Do not include the pictures; repeat the rest of the data exactly.

__Task data__.
◆ ◆ ◆ ◆ ◆ ◆ ◆

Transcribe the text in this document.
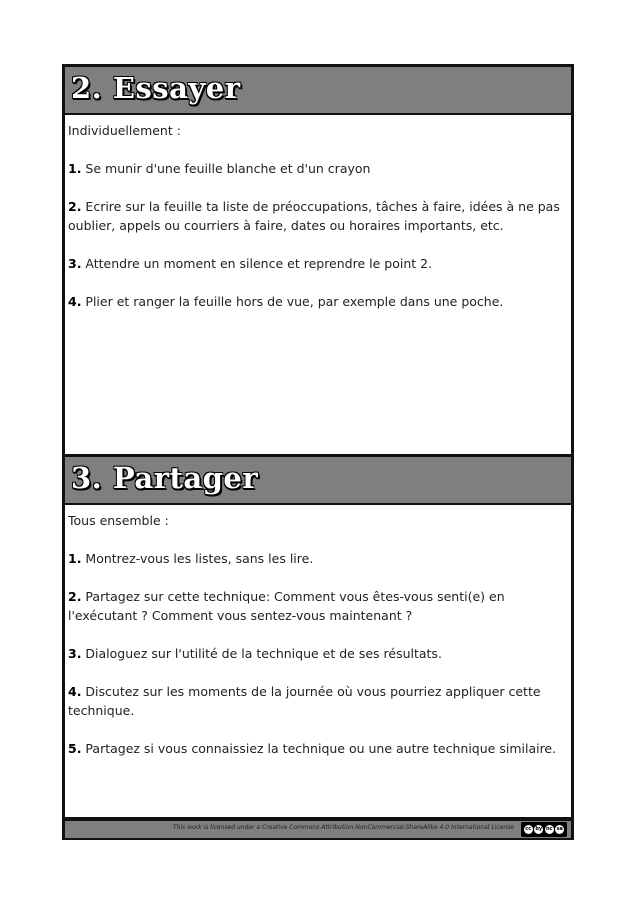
2. Essayer

Individuellement :

1. Se munir d'une feuille blanche et d'un crayon

2. Ecrire sur la feuille ta liste de préoccupations, tâches à faire, idées à ne pas oublier, appels ou courriers à faire, dates ou horaires importants, etc.

3. Attendre un moment en silence et reprendre le point 2.

4. Plier et ranger la feuille hors de vue, par exemple dans une poche.

3. Partager

Tous ensemble :

1. Montrez-vous les listes, sans les lire.

2. Partagez sur cette technique: Comment vous êtes-vous senti(e) en l'exécutant ? Comment vous sentez-vous maintenant ?

3. Dialoguez sur l'utilité de la technique et de ses résultats.

4. Discutez sur les moments de la journée où vous pourriez appliquer cette technique.

5. Partagez si vous connaissiez la technique ou une autre technique similaire.

This work is licensed under a Creative Commons Attribution-NonCommercial-ShareAlike 4.0 International License	cc by nc sa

◆ ◆ ◆ ◆ ◆ ◆ ◆

__Complete output__.
Transcribe the text in this document.
2. Essayer

Individuellement :

1. Se munir d'une feuille blanche et d'un crayon

2. Ecrire sur la feuille ta liste de préoccupations, tâches à faire, idées à ne pas oublier, appels ou courriers à faire, dates ou horaires importants, etc.

3. Attendre un moment en silence et reprendre le point 2.

4. Plier et ranger la feuille hors de vue, par exemple dans une poche.

3. Partager

Tous ensemble :

1. Montrez-vous les listes, sans les lire.

2. Partagez sur cette technique: Comment vous êtes-vous senti(e) en l'exécutant ? Comment vous sentez-vous maintenant ?

3. Dialoguez sur l'utilité de la technique et de ses résultats.

4. Discutez sur les moments de la journée où vous pourriez appliquer cette technique.

5. Partagez si vous connaissiez la technique ou une autre technique similaire.

This work is licensed under a Creative Commons Attribution-NonCommercial-ShareAlike 4.0 International License	cc by nc sa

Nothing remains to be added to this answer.